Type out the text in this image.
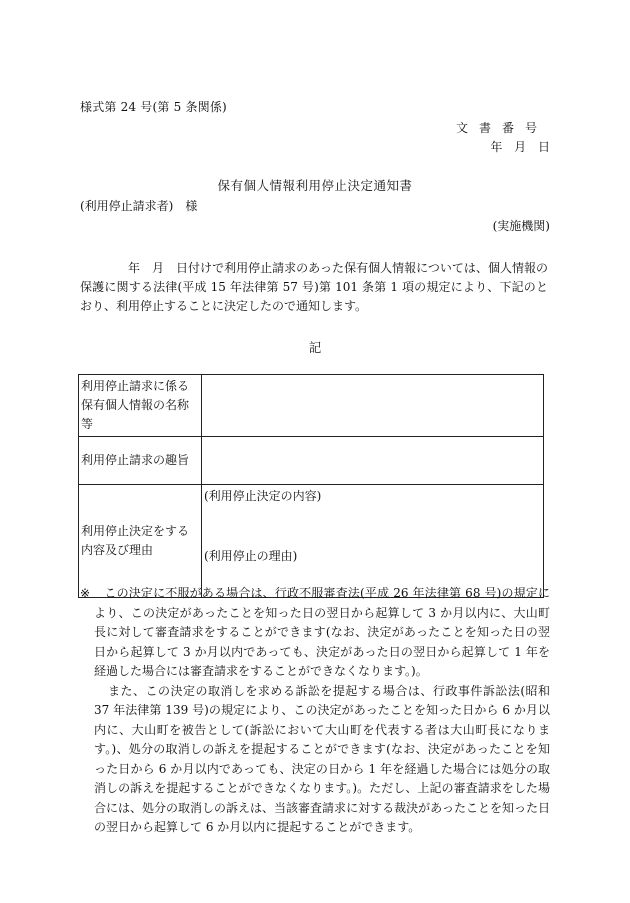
様式第 24 号(第 5 条関係)
文書番号
年 月 日
保有個人情報利用停止決定通知書
(利用停止請求者)　様
(実施機関)

年　月　日付けで利用停止請求のあった保有個人情報については、個人情報の保護に関する法律(平成 15 年法律第 57 号)第 101 条第 1 項の規定により、下記のとおり、利用停止することに決定したので通知します。

記
利用停止請求に係る保有個人情報の名称等	
利用停止請求の趣旨	
利用停止決定をする内容及び理由	(利用停止決定の内容)
(利用停止の理由)

※ この決定に不服がある場合は、行政不服審査法(平成 26 年法律第 68 号)の規定により、この決定があったことを知った日の翌日から起算して 3 か月以内に、大山町長に対して審査請求をすることができます(なお、決定があったことを知った日の翌日から起算して 3 か月以内であっても、決定があった日の翌日から起算して 1 年を経過した場合には審査請求をすることができなくなります。)。

また、この決定の取消しを求める訴訟を提起する場合は、行政事件訴訟法(昭和 37 年法律第 139 号)の規定により、この決定があったことを知った日から 6 か月以内に、大山町を被告として(訴訟において大山町を代表する者は大山町長になります。)、処分の取消しの訴えを提起することができます(なお、決定があったことを知った日から 6 か月以内であっても、決定の日から 1 年を経過した場合には処分の取消しの訴えを提起することができなくなります。)。ただし、上記の審査請求をした場合には、処分の取消しの訴えは、当該審査請求に対する裁決があったことを知った日の翌日から起算して 6 か月以内に提起することができます。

- - - - -

The listing above must be printed again exactly, minus its pictures.

Type out the text in this image.
様式第 24 号(第 5 条関係)
文書番号
年 月 日
保有個人情報利用停止決定通知書
(利用停止請求者)　様
(実施機関)

年　月　日付けで利用停止請求のあった保有個人情報については、個人情報の保護に関する法律(平成 15 年法律第 57 号)第 101 条第 1 項の規定により、下記のとおり、利用停止することに決定したので通知します。

記
利用停止請求に係る保有個人情報の名称等	
利用停止請求の趣旨	
利用停止決定をする内容及び理由	(利用停止決定の内容)
(利用停止の理由)

※ この決定に不服がある場合は、行政不服審査法(平成 26 年法律第 68 号)の規定により、この決定があったことを知った日の翌日から起算して 3 か月以内に、大山町長に対して審査請求をすることができます(なお、決定があったことを知った日の翌日から起算して 3 か月以内であっても、決定があった日の翌日から起算して 1 年を経過した場合には審査請求をすることができなくなります。)。

また、この決定の取消しを求める訴訟を提起する場合は、行政事件訴訟法(昭和 37 年法律第 139 号)の規定により、この決定があったことを知った日から 6 か月以内に、大山町を被告として(訴訟において大山町を代表する者は大山町長になります。)、処分の取消しの訴えを提起することができます(なお、決定があったことを知った日から 6 か月以内であっても、決定の日から 1 年を経過した場合には処分の取消しの訴えを提起することができなくなります。)。ただし、上記の審査請求をした場合には、処分の取消しの訴えは、当該審査請求に対する裁決があったことを知った日の翌日から起算して 6 か月以内に提起することができます。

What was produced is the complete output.